■ Work to complete:
Transcribe every entry word for word, but skip the images.

Collected data:
-*-

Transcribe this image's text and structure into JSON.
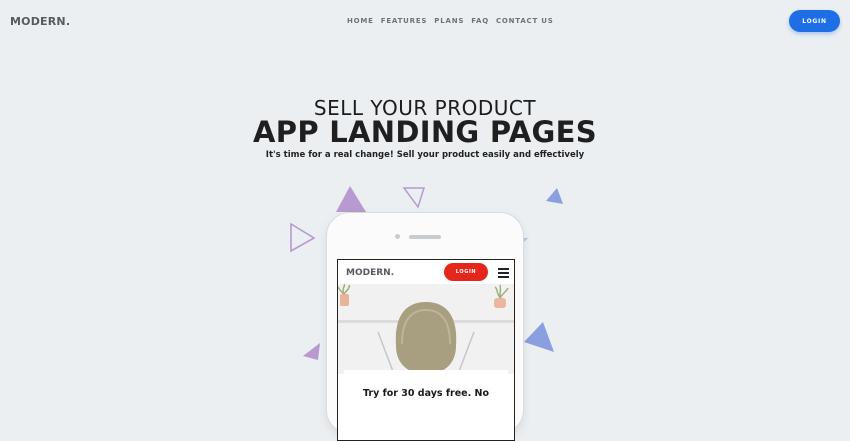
{
  "header": {
    "logo": "MODERN.",
    "nav": [
      "HOME",
      "FEATURES",
      "PLANS",
      "FAQ",
      "CONTACT US"
    ],
    "login_label": "LOGIN"
  },
  "hero": {
    "subtitle": "SELL YOUR PRODUCT",
    "title": "APP LANDING PAGES",
    "description": "It's time for a real change! Sell your product easily and effectively"
  },
  "phone": {
    "logo": "MODERN.",
    "login_label": "LOGIN",
    "card_text": "Try for 30 days free. No"
  },
  "colors": {
    "background": "#eceff1",
    "primary_button": "#1e6fe6",
    "phone_login_button": "#e5271b",
    "triangle_purple": "#b69ad0",
    "triangle_blue": "#8a9fe0"
  },
  "icons": [
    "hamburger-menu-icon"
  ]
}
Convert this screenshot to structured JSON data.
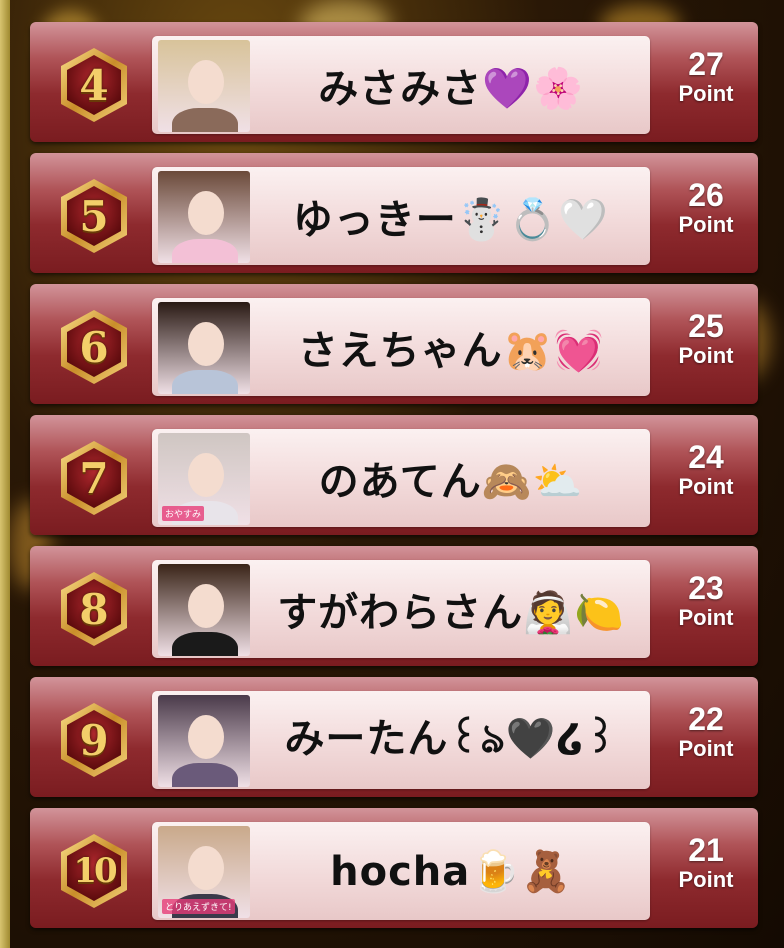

-*-

■ Answer in full:
Transcribe this image's text and structure into JSON.
{
  "header": {
    "logo": "MODERN.",
    "nav": [
      "HOME",
      "FEATURES",
      "PLANS",
      "FAQ",
      "CONTACT US"
    ],
    "login_label": "LOGIN"
  },
  "hero": {
    "subtitle": "SELL YOUR PRODUCT",
    "title": "APP LANDING PAGES",
    "description": "It's time for a real change! Sell your product easily and effectively"
  },
  "phone": {
    "logo": "MODERN.",
    "login_label": "LOGIN",
    "card_text": "Try for 30 days free. No"
  },
  "colors": {
    "background": "#eceff1",
    "primary_button": "#1e6fe6",
    "phone_login_button": "#e5271b",
    "triangle_purple": "#b69ad0",
    "triangle_blue": "#8a9fe0"
  },
  "icons": [
    "hamburger-menu-icon"
  ]
}
Convert this screenshot to structured JSON data.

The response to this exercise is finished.